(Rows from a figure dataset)
***

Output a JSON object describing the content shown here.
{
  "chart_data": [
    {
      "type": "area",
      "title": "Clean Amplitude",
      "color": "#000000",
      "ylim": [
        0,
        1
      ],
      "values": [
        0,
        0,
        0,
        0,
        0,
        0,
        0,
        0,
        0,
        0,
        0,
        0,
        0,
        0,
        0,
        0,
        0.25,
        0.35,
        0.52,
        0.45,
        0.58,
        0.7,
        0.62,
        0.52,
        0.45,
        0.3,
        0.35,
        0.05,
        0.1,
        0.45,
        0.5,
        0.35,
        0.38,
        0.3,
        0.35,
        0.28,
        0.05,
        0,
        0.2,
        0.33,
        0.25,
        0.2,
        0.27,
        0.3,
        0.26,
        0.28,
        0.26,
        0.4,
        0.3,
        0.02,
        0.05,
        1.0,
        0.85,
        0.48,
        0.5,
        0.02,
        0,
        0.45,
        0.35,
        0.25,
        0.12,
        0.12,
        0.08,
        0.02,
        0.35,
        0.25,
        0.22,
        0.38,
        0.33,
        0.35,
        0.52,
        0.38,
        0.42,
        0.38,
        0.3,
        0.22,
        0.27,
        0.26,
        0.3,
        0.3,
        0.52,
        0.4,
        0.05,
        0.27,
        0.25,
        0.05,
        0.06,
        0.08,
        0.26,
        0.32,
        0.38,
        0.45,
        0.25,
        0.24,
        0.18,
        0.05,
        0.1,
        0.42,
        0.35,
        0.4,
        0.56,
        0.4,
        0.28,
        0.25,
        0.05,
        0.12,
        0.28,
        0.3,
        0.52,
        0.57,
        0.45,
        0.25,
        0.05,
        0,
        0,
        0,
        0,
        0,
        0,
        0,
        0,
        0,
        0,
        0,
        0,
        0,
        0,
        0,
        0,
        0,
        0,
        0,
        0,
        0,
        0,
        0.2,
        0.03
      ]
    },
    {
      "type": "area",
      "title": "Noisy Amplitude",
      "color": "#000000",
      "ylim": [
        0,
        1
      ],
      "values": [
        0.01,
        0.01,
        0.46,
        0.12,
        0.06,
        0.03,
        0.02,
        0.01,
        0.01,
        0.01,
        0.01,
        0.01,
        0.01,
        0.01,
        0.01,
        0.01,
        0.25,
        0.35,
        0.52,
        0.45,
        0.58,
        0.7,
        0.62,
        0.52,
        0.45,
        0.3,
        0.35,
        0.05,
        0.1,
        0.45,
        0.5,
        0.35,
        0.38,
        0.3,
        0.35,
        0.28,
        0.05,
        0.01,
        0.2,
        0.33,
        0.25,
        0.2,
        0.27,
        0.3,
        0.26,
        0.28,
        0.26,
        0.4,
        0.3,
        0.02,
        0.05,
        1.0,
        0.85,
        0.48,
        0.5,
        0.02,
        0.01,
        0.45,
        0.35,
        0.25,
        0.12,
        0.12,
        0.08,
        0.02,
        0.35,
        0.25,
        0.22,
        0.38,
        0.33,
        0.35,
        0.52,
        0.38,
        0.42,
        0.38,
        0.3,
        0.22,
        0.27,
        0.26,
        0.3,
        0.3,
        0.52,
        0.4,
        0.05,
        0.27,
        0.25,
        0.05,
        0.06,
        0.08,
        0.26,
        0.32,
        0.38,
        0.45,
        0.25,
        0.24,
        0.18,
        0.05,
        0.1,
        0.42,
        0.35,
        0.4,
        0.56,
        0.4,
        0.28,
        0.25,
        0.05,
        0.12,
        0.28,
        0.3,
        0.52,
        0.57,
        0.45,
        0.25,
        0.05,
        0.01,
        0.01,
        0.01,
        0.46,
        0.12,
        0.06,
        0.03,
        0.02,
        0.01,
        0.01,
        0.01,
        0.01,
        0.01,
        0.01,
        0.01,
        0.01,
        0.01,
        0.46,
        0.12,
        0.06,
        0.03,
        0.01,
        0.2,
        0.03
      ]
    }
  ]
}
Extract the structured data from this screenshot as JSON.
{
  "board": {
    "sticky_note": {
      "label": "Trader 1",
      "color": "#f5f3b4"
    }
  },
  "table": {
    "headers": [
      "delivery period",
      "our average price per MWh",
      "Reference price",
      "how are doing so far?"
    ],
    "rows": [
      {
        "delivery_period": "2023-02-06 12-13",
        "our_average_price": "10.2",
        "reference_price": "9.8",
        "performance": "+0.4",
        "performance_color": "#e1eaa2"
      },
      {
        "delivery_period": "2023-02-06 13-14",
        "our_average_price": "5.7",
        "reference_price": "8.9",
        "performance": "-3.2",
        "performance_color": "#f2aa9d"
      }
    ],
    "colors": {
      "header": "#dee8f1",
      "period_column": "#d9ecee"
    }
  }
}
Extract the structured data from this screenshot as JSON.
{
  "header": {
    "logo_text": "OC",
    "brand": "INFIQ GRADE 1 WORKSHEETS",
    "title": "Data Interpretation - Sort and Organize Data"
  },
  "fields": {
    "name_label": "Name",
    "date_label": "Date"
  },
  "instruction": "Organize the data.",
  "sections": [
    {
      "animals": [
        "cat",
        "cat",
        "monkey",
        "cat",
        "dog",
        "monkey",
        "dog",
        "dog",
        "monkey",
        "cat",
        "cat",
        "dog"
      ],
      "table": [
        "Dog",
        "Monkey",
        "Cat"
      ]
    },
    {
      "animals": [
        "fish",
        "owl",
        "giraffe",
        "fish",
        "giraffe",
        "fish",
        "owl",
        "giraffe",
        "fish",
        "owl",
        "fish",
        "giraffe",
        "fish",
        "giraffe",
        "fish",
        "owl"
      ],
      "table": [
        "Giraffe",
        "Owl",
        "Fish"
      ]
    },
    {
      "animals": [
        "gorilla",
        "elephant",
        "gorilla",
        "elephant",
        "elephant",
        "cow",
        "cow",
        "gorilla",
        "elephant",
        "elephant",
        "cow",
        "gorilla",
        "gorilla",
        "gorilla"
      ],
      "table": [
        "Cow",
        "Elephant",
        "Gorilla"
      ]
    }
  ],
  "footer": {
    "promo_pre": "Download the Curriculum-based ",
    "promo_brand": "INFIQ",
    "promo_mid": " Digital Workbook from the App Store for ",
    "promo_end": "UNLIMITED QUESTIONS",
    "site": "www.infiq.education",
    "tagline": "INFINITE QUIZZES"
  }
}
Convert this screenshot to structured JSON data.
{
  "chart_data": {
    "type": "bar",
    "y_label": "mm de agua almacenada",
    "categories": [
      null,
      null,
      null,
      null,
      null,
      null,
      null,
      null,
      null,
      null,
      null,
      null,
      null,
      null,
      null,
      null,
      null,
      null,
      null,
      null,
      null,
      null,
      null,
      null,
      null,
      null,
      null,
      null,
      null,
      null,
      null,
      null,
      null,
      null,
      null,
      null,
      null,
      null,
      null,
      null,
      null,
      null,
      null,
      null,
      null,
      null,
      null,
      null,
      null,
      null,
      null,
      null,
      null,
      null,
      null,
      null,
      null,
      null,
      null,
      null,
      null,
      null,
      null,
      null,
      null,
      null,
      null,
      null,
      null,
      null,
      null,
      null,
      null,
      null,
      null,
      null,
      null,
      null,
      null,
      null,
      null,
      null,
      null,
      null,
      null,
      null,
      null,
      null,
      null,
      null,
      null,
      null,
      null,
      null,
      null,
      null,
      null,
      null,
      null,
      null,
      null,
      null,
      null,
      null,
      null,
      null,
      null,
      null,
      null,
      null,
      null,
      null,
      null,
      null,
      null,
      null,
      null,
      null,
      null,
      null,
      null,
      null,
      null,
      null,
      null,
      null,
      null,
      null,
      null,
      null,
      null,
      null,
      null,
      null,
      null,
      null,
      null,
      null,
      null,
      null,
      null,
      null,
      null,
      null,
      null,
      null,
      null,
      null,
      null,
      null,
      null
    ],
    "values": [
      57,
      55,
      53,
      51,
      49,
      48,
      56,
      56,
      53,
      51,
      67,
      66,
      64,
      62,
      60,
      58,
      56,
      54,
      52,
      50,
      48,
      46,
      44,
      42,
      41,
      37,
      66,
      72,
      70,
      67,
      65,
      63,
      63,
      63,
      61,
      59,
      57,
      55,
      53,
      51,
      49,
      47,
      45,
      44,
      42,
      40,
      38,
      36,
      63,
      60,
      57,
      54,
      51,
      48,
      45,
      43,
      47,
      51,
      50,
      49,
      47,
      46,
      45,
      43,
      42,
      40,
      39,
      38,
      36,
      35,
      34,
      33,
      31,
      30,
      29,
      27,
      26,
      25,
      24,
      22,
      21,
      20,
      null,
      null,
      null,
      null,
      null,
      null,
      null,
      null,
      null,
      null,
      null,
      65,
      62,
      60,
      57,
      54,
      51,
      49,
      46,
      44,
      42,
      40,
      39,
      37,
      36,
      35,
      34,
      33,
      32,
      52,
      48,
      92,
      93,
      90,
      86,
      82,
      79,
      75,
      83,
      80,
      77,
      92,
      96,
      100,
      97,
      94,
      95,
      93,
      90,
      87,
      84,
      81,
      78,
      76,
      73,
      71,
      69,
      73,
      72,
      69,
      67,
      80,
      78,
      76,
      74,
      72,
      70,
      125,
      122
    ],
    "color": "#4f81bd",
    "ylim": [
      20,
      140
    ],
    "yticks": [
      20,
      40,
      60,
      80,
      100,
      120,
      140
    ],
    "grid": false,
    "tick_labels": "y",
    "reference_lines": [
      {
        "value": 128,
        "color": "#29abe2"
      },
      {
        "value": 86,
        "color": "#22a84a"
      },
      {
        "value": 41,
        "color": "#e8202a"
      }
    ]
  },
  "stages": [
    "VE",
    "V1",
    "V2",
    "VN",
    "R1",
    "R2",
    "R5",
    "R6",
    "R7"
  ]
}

***

■ Short exercise
Copy and report every line where the word "Amplitude" is present.

■ Solution for this task
      "title": "Clean Amplitude",
      "title": "Noisy Amplitude",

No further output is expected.